• **What you are asked to do**:
Say how many lines include the word "when", using only a number.

• **Data**:
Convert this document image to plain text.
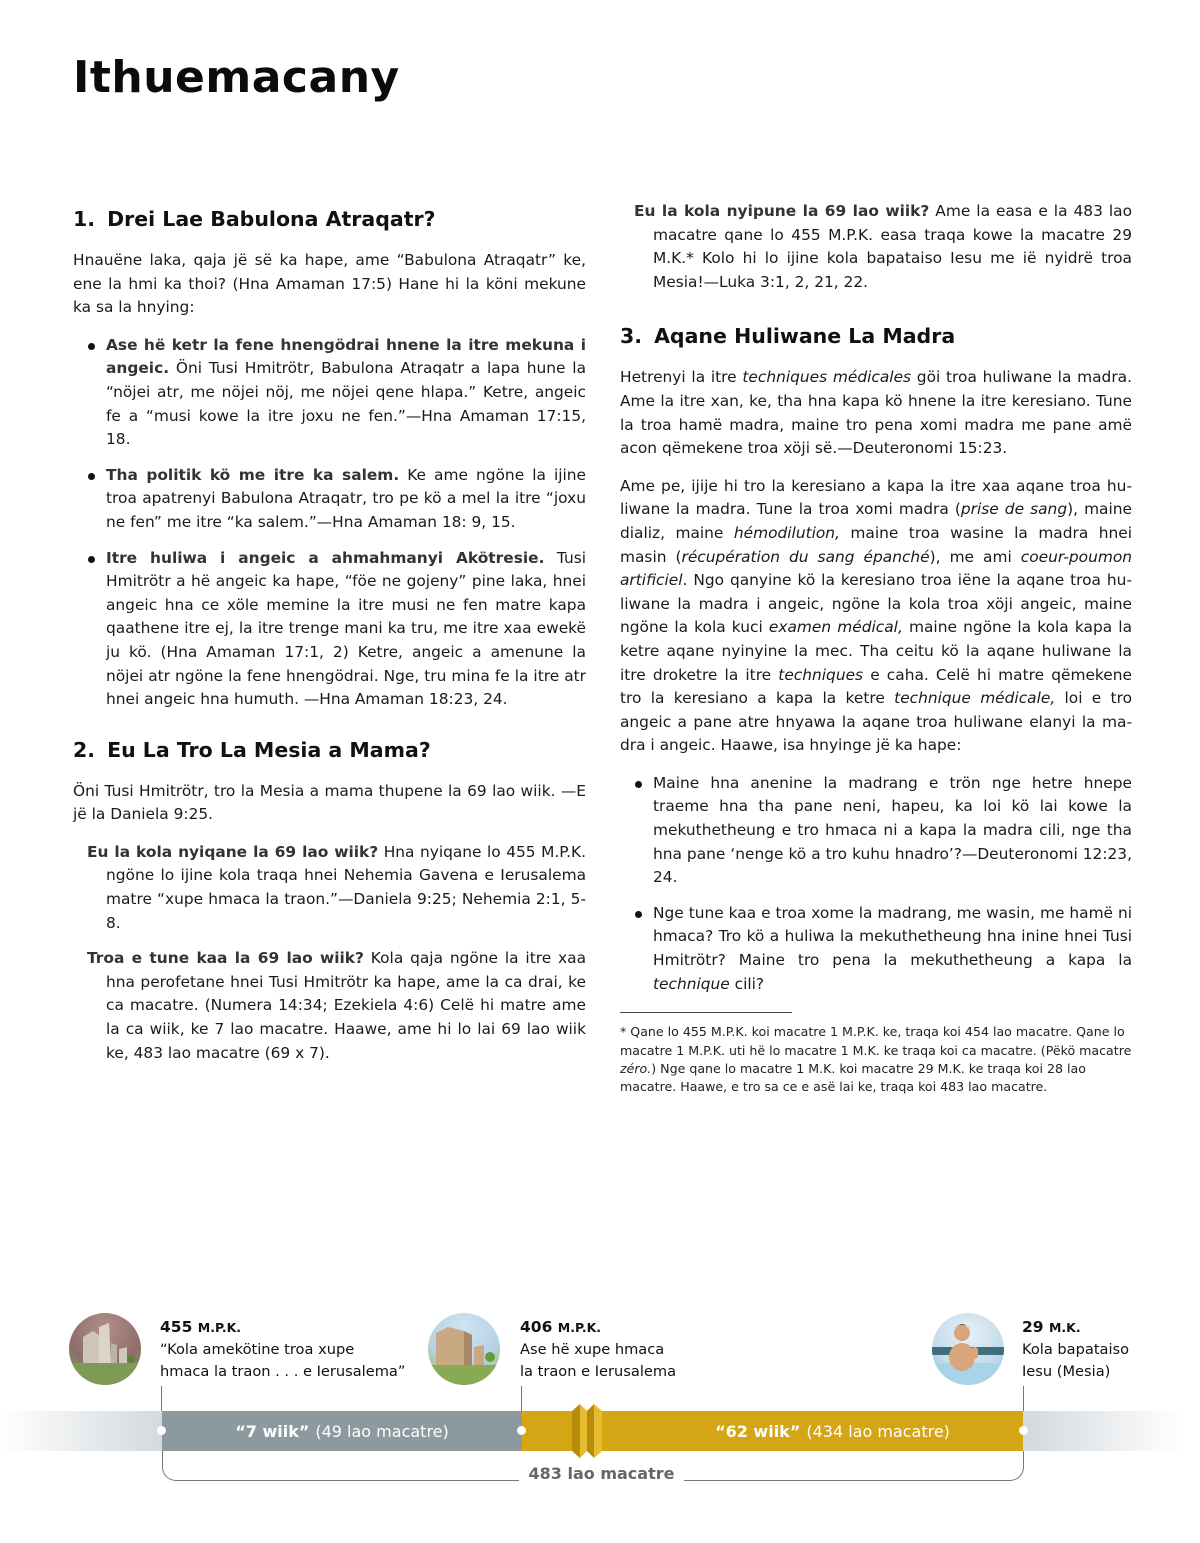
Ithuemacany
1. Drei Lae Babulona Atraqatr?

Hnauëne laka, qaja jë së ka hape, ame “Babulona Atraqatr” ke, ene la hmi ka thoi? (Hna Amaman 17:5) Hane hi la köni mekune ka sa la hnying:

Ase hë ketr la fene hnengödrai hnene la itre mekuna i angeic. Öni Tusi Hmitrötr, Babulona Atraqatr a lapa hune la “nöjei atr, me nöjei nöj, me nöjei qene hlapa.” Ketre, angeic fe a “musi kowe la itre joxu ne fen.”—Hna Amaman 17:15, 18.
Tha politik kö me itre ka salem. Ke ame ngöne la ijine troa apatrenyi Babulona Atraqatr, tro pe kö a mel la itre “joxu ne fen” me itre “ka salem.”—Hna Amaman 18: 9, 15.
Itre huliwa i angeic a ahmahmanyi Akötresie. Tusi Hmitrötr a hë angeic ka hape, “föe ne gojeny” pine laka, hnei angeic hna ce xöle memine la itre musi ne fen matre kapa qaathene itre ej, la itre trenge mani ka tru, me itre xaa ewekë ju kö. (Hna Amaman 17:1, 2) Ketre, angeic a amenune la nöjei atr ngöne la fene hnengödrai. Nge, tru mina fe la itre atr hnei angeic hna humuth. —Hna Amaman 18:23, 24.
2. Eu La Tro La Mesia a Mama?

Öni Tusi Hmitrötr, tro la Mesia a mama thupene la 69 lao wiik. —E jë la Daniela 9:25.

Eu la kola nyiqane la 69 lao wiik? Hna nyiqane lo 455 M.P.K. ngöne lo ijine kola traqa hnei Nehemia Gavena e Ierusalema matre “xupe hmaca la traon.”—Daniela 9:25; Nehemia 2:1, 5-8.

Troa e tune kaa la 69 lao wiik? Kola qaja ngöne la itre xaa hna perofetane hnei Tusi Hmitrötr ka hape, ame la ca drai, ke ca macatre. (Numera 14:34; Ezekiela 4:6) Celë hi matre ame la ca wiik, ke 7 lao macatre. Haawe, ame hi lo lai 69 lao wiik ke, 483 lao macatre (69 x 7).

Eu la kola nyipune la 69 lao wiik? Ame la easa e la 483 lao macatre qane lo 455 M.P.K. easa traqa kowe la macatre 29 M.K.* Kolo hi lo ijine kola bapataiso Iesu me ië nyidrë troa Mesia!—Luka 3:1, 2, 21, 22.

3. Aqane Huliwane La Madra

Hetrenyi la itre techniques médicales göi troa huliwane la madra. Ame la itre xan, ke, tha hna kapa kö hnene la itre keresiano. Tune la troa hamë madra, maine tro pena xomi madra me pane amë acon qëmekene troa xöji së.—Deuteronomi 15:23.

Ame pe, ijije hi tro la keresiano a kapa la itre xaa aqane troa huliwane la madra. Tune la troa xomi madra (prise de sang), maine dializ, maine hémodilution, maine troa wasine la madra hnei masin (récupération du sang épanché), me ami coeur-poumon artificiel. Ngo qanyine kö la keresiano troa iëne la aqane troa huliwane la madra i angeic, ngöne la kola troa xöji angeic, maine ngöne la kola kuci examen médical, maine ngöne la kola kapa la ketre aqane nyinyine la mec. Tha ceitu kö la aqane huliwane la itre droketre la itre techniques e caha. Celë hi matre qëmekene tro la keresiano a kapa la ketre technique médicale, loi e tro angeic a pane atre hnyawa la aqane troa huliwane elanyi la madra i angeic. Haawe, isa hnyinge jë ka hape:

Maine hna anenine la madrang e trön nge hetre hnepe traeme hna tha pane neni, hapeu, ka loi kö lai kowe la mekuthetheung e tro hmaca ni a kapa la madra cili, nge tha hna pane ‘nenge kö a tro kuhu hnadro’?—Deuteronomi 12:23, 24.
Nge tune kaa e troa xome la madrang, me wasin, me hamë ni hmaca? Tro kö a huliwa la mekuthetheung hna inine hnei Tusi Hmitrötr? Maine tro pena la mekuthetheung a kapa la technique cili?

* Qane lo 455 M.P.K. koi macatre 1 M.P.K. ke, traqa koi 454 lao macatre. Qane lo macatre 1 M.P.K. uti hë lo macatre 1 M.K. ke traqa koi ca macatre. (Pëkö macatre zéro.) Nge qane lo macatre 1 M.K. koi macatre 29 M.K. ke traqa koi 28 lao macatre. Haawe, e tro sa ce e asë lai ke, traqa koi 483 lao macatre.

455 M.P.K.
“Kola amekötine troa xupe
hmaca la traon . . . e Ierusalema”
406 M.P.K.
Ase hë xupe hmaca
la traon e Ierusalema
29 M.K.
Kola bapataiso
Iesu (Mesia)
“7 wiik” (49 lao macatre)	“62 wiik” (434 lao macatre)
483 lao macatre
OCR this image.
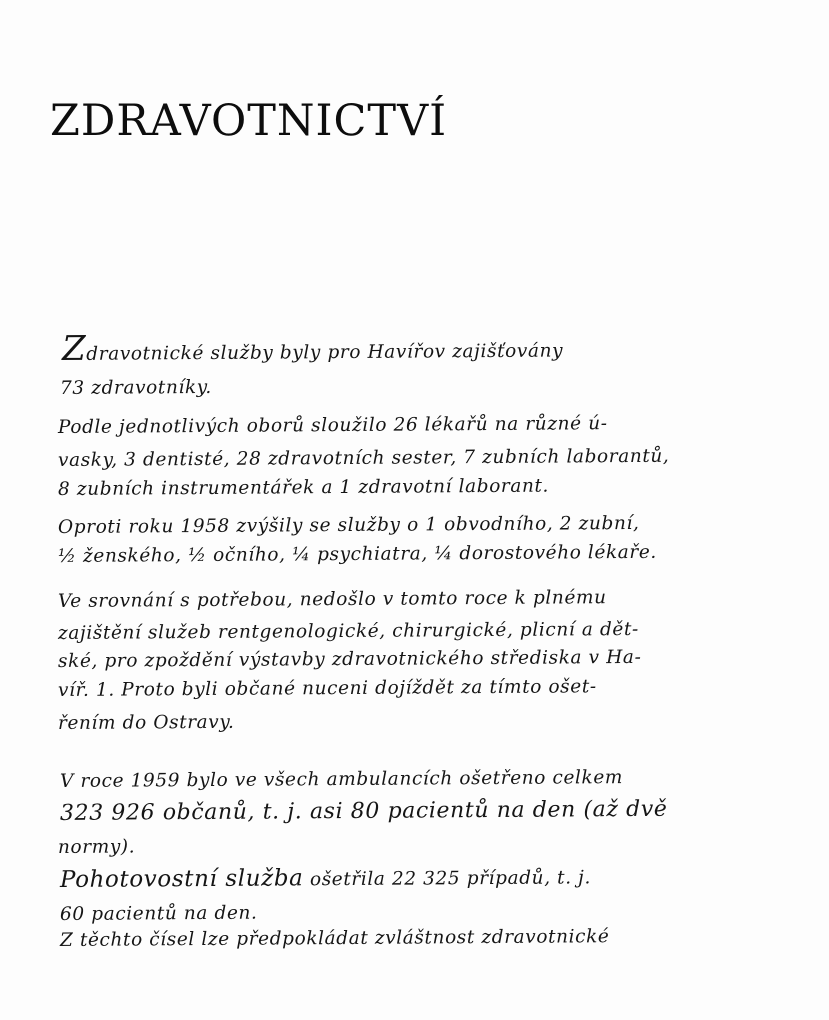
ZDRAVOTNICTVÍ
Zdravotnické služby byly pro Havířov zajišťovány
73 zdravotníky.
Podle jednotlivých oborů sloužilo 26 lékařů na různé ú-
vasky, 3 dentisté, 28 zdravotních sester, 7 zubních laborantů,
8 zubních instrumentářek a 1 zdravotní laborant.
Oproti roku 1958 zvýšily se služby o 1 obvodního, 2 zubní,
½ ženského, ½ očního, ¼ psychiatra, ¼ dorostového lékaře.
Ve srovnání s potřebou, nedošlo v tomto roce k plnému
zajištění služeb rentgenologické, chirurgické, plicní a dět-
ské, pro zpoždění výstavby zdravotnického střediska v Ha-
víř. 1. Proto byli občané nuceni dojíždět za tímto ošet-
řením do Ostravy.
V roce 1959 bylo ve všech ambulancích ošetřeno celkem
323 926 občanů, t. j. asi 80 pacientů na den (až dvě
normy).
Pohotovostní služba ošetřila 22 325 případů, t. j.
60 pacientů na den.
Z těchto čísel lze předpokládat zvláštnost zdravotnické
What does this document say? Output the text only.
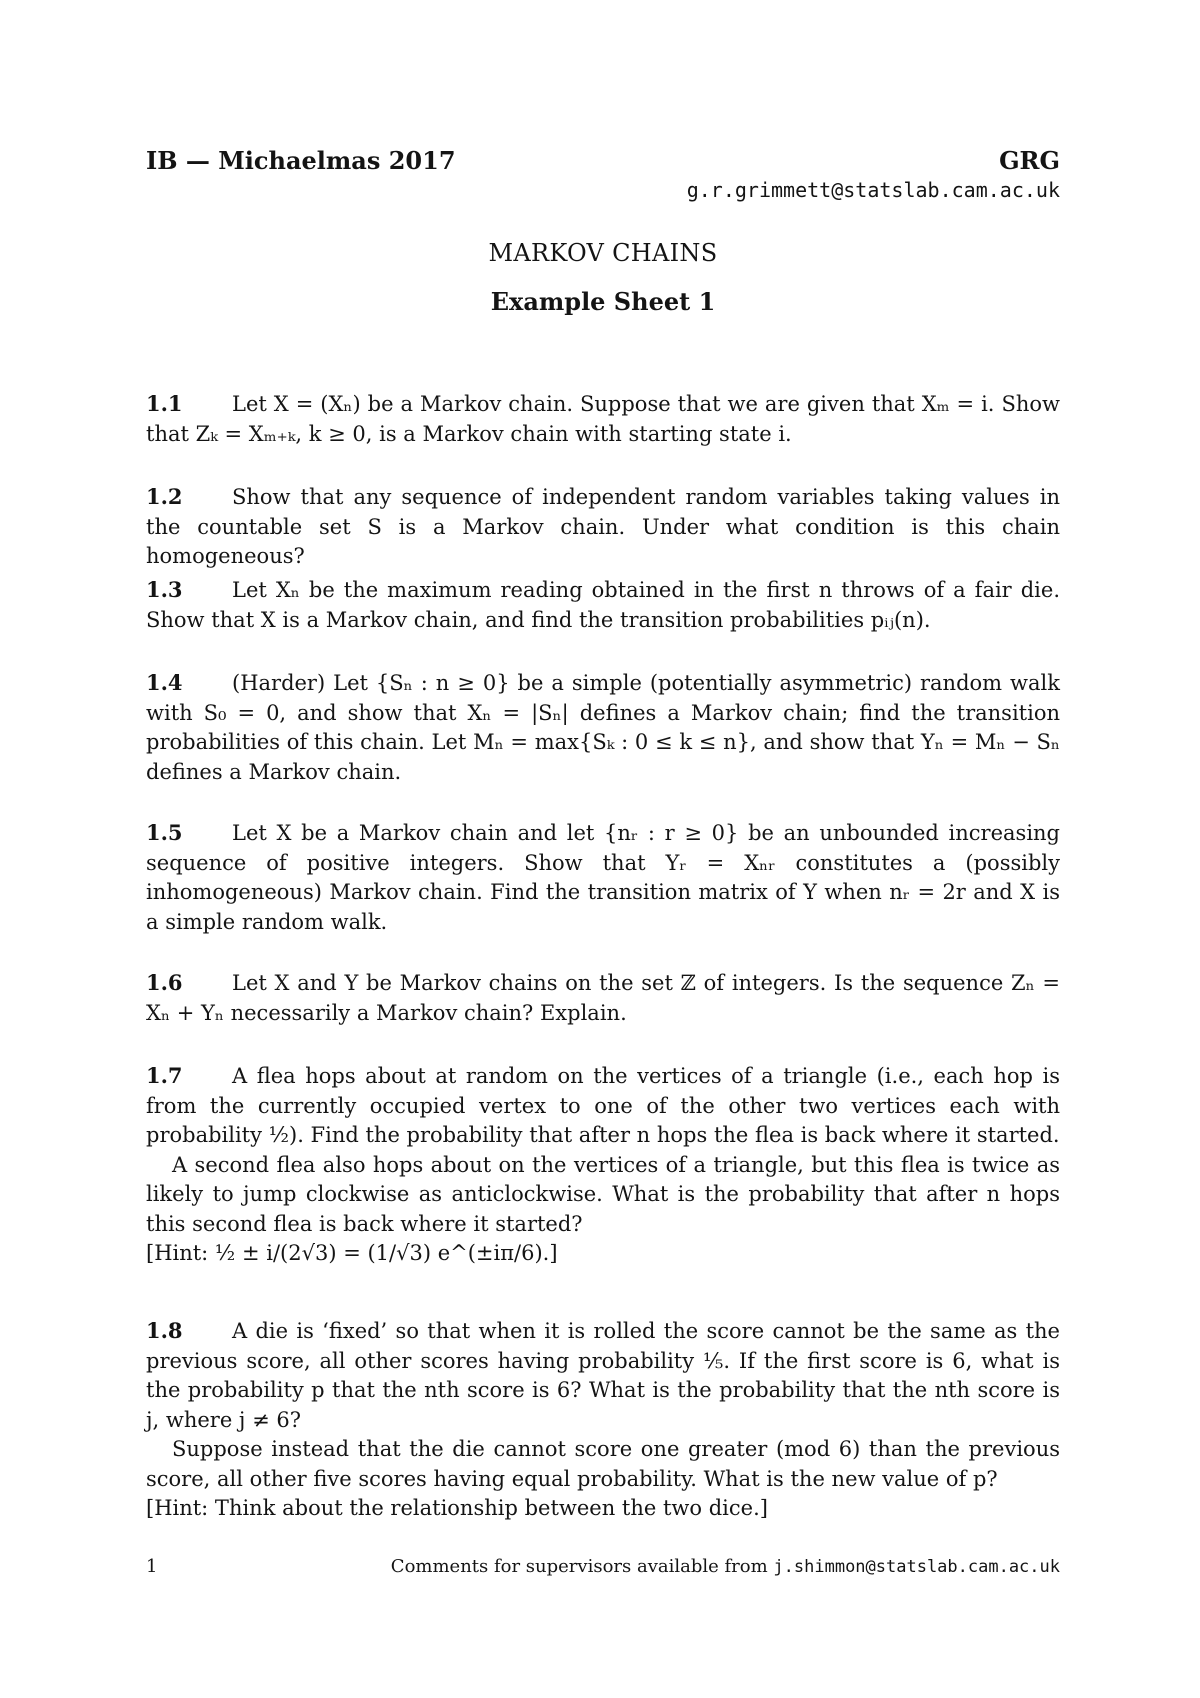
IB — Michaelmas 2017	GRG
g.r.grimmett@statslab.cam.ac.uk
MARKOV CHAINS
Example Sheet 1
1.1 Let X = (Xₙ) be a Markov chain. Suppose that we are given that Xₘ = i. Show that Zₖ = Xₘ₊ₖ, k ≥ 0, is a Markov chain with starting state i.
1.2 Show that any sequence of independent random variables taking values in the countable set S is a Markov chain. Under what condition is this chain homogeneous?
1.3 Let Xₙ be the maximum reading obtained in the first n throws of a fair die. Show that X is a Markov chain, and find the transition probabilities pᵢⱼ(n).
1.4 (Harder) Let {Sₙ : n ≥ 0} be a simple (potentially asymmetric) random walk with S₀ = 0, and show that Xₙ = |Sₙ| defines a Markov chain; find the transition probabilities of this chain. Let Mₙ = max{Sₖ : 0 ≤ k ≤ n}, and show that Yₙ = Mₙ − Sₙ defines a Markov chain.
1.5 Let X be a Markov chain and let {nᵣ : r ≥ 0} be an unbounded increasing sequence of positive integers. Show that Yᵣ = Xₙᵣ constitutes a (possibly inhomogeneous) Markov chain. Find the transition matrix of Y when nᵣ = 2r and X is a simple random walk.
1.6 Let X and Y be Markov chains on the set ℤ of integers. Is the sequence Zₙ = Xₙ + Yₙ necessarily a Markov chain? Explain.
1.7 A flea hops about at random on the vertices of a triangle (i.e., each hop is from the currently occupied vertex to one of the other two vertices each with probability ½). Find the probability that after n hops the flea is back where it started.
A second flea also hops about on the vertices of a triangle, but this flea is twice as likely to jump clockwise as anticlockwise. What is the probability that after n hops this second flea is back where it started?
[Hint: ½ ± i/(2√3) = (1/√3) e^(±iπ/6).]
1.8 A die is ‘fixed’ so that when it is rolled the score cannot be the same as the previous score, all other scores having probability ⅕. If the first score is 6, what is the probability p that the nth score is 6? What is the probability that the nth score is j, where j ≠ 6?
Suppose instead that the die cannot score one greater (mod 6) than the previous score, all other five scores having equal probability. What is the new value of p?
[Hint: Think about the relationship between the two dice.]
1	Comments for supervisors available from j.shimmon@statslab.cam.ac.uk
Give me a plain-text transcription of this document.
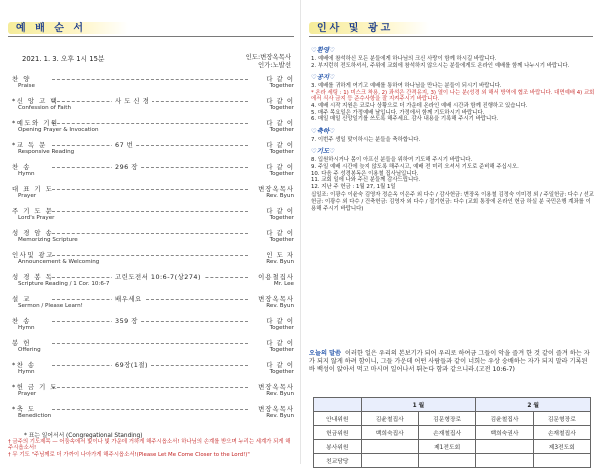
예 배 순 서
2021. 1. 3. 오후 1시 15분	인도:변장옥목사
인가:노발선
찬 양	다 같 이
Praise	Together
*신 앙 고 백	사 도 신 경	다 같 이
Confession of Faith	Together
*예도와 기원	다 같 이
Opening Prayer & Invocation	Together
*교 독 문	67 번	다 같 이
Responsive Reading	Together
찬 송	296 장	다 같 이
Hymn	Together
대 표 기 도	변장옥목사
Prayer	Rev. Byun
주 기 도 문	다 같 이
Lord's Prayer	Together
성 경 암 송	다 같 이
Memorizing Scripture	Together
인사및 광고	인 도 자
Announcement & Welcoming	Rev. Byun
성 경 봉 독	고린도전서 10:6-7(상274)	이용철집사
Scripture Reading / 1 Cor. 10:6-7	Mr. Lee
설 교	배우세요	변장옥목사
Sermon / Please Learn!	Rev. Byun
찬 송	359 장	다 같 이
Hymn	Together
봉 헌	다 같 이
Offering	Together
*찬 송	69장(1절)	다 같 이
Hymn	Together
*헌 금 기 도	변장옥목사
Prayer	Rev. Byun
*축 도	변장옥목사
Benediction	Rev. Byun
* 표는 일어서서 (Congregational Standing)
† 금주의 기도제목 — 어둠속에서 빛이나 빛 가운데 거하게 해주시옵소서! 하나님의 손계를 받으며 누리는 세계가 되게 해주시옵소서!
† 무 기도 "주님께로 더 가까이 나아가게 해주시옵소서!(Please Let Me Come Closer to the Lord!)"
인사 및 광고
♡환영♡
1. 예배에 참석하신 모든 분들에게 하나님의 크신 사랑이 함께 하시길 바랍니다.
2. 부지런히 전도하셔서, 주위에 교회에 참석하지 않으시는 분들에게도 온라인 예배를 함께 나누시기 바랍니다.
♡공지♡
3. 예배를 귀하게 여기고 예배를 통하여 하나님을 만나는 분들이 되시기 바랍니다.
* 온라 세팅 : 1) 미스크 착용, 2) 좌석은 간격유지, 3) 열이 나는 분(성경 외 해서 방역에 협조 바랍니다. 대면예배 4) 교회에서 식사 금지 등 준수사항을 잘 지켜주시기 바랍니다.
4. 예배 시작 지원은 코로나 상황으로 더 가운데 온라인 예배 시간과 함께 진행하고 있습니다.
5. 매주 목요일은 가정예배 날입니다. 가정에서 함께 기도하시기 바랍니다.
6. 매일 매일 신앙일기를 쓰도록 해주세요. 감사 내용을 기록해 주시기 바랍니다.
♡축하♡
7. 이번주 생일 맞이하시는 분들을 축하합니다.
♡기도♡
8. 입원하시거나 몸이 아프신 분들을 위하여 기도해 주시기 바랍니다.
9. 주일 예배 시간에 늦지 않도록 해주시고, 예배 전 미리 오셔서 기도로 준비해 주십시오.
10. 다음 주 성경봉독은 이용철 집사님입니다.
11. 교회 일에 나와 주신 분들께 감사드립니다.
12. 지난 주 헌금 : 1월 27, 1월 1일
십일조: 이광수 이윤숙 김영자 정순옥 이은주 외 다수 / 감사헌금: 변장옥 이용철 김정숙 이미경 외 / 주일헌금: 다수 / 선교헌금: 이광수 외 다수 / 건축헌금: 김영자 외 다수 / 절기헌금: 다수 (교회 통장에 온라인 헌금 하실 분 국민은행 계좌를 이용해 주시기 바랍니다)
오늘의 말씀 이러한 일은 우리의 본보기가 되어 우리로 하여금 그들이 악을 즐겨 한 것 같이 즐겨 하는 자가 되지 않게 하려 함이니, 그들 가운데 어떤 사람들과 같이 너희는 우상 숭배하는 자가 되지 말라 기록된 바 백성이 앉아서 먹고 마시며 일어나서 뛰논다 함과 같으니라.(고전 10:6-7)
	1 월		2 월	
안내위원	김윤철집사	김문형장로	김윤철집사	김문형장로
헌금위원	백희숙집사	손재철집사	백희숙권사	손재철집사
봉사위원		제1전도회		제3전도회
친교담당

• **Exercise result**:
2